_WHAT THE TASK REQUIRES_: Please print exactly the lines running from the one that contains "Give me the" to the end of the data, with both lines included.
____
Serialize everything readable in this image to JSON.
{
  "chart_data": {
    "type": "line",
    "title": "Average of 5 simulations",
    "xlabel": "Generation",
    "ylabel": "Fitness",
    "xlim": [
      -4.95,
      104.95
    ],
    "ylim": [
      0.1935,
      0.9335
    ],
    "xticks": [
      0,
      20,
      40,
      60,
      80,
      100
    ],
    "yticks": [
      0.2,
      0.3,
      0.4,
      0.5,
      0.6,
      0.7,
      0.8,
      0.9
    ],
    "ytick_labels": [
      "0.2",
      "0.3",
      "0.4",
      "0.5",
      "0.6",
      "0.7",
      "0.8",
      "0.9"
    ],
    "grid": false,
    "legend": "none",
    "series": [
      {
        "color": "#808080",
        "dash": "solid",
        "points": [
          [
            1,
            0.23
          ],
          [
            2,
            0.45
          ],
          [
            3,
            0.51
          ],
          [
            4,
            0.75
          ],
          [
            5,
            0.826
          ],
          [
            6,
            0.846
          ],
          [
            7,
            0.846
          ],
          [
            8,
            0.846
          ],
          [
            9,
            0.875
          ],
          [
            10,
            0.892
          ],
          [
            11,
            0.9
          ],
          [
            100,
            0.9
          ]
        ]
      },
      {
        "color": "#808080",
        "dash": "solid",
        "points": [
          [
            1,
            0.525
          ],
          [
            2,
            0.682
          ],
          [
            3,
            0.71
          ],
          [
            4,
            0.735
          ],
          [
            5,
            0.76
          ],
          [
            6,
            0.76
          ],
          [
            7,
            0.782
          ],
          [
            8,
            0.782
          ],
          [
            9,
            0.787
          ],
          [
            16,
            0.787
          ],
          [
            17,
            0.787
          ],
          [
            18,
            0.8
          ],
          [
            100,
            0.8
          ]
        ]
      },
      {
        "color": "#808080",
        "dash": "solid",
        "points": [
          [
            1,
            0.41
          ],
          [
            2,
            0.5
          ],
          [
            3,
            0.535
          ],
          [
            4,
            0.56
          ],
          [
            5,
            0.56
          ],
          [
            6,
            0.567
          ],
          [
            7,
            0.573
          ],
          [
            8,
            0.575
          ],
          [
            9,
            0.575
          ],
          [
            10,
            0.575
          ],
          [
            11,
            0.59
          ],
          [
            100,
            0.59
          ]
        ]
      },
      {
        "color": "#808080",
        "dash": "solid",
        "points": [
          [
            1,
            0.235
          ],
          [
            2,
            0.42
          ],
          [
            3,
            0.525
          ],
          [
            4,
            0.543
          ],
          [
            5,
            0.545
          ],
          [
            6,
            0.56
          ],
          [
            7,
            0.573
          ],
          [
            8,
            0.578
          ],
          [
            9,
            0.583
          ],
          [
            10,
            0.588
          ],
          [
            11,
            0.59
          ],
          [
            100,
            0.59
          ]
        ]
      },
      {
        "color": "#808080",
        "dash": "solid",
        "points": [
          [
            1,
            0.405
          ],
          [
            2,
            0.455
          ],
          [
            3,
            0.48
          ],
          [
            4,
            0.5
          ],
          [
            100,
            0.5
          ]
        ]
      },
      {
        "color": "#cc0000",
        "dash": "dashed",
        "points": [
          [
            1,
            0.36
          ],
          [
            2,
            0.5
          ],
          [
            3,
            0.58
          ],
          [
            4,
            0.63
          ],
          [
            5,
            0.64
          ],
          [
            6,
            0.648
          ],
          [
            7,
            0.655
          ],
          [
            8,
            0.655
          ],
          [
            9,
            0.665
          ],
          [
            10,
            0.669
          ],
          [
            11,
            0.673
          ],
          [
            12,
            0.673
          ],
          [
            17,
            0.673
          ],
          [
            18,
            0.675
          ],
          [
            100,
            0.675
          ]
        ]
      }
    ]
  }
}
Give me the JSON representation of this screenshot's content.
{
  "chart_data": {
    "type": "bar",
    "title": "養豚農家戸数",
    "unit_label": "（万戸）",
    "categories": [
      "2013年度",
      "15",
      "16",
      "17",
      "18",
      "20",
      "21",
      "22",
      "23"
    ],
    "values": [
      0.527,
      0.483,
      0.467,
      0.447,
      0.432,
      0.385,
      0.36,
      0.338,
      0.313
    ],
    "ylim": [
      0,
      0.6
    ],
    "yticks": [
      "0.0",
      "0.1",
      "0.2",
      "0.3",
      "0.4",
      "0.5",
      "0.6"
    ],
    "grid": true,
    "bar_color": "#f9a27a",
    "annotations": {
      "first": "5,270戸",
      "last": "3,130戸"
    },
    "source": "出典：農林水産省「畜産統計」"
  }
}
____
_THE REPLY_:
Give me the JSON representation of this screenshot's content.
{
  "chart_data": {
    "type": "bar",
    "title": "養豚農家戸数",
    "unit_label": "（万戸）",
    "categories": [
      "2013年度",
      "15",
      "16",
      "17",
      "18",
      "20",
      "21",
      "22",
      "23"
    ],
    "values": [
      0.527,
      0.483,
      0.467,
      0.447,
      0.432,
      0.385,
      0.36,
      0.338,
      0.313
    ],
    "ylim": [
      0,
      0.6
    ],
    "yticks": [
      "0.0",
      "0.1",
      "0.2",
      "0.3",
      "0.4",
      "0.5",
      "0.6"
    ],
    "grid": true,
    "bar_color": "#f9a27a",
    "annotations": {
      "first": "5,270戸",
      "last": "3,130戸"
    },
    "source": "出典：農林水産省「畜産統計」"
  }
}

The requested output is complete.